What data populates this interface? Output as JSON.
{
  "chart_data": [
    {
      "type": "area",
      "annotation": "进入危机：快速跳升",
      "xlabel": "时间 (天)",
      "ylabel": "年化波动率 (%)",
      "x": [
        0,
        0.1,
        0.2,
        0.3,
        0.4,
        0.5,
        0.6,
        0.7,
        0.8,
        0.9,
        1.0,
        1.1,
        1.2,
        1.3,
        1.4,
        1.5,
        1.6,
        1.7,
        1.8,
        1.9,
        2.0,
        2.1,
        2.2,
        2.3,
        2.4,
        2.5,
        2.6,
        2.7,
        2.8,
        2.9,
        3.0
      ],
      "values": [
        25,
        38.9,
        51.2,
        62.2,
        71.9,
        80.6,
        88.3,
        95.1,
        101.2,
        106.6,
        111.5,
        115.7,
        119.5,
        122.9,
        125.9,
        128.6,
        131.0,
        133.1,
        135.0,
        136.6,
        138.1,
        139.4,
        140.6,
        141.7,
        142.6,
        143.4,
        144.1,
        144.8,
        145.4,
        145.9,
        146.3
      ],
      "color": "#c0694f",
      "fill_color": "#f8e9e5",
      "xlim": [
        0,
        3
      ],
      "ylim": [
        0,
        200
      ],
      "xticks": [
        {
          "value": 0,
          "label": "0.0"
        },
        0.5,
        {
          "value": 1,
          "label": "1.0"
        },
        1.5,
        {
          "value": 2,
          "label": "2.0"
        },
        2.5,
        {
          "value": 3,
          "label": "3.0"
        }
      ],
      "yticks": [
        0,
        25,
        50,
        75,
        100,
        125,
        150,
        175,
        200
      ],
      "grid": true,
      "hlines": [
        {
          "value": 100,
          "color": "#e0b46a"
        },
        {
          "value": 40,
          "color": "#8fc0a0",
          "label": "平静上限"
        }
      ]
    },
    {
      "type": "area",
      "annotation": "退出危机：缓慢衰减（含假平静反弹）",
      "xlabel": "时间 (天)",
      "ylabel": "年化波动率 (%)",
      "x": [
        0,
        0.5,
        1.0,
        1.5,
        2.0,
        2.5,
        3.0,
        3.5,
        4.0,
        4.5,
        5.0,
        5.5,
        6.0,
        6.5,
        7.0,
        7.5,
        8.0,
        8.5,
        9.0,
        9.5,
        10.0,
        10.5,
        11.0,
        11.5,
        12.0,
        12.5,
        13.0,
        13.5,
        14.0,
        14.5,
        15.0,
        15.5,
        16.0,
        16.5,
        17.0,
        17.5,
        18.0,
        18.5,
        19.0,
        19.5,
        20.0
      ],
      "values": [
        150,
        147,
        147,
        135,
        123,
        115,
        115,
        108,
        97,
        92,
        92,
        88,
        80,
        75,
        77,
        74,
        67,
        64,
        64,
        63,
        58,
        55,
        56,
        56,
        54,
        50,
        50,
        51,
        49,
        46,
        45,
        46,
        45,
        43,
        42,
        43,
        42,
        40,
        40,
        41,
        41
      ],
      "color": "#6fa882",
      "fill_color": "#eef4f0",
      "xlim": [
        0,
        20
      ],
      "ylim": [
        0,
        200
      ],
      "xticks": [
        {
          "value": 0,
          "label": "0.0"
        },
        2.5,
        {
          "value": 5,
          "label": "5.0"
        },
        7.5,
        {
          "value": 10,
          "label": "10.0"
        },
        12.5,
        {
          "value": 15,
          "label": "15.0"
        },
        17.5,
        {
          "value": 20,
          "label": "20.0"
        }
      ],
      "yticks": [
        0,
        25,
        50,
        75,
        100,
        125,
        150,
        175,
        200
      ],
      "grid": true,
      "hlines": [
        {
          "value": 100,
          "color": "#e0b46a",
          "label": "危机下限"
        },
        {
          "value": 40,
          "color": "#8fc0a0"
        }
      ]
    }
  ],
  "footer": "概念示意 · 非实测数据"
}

----------

Output all of the material, please, exactly as it stands.

** Worked solution **
What data populates this interface? Output as JSON.
{
  "chart_data": [
    {
      "type": "area",
      "annotation": "进入危机：快速跳升",
      "xlabel": "时间 (天)",
      "ylabel": "年化波动率 (%)",
      "x": [
        0,
        0.1,
        0.2,
        0.3,
        0.4,
        0.5,
        0.6,
        0.7,
        0.8,
        0.9,
        1.0,
        1.1,
        1.2,
        1.3,
        1.4,
        1.5,
        1.6,
        1.7,
        1.8,
        1.9,
        2.0,
        2.1,
        2.2,
        2.3,
        2.4,
        2.5,
        2.6,
        2.7,
        2.8,
        2.9,
        3.0
      ],
      "values": [
        25,
        38.9,
        51.2,
        62.2,
        71.9,
        80.6,
        88.3,
        95.1,
        101.2,
        106.6,
        111.5,
        115.7,
        119.5,
        122.9,
        125.9,
        128.6,
        131.0,
        133.1,
        135.0,
        136.6,
        138.1,
        139.4,
        140.6,
        141.7,
        142.6,
        143.4,
        144.1,
        144.8,
        145.4,
        145.9,
        146.3
      ],
      "color": "#c0694f",
      "fill_color": "#f8e9e5",
      "xlim": [
        0,
        3
      ],
      "ylim": [
        0,
        200
      ],
      "xticks": [
        {
          "value": 0,
          "label": "0.0"
        },
        0.5,
        {
          "value": 1,
          "label": "1.0"
        },
        1.5,
        {
          "value": 2,
          "label": "2.0"
        },
        2.5,
        {
          "value": 3,
          "label": "3.0"
        }
      ],
      "yticks": [
        0,
        25,
        50,
        75,
        100,
        125,
        150,
        175,
        200
      ],
      "grid": true,
      "hlines": [
        {
          "value": 100,
          "color": "#e0b46a"
        },
        {
          "value": 40,
          "color": "#8fc0a0",
          "label": "平静上限"
        }
      ]
    },
    {
      "type": "area",
      "annotation": "退出危机：缓慢衰减（含假平静反弹）",
      "xlabel": "时间 (天)",
      "ylabel": "年化波动率 (%)",
      "x": [
        0,
        0.5,
        1.0,
        1.5,
        2.0,
        2.5,
        3.0,
        3.5,
        4.0,
        4.5,
        5.0,
        5.5,
        6.0,
        6.5,
        7.0,
        7.5,
        8.0,
        8.5,
        9.0,
        9.5,
        10.0,
        10.5,
        11.0,
        11.5,
        12.0,
        12.5,
        13.0,
        13.5,
        14.0,
        14.5,
        15.0,
        15.5,
        16.0,
        16.5,
        17.0,
        17.5,
        18.0,
        18.5,
        19.0,
        19.5,
        20.0
      ],
      "values": [
        150,
        147,
        147,
        135,
        123,
        115,
        115,
        108,
        97,
        92,
        92,
        88,
        80,
        75,
        77,
        74,
        67,
        64,
        64,
        63,
        58,
        55,
        56,
        56,
        54,
        50,
        50,
        51,
        49,
        46,
        45,
        46,
        45,
        43,
        42,
        43,
        42,
        40,
        40,
        41,
        41
      ],
      "color": "#6fa882",
      "fill_color": "#eef4f0",
      "xlim": [
        0,
        20
      ],
      "ylim": [
        0,
        200
      ],
      "xticks": [
        {
          "value": 0,
          "label": "0.0"
        },
        2.5,
        {
          "value": 5,
          "label": "5.0"
        },
        7.5,
        {
          "value": 10,
          "label": "10.0"
        },
        12.5,
        {
          "value": 15,
          "label": "15.0"
        },
        17.5,
        {
          "value": 20,
          "label": "20.0"
        }
      ],
      "yticks": [
        0,
        25,
        50,
        75,
        100,
        125,
        150,
        175,
        200
      ],
      "grid": true,
      "hlines": [
        {
          "value": 100,
          "color": "#e0b46a",
          "label": "危机下限"
        },
        {
          "value": 40,
          "color": "#8fc0a0"
        }
      ]
    }
  ],
  "footer": "概念示意 · 非实测数据"
}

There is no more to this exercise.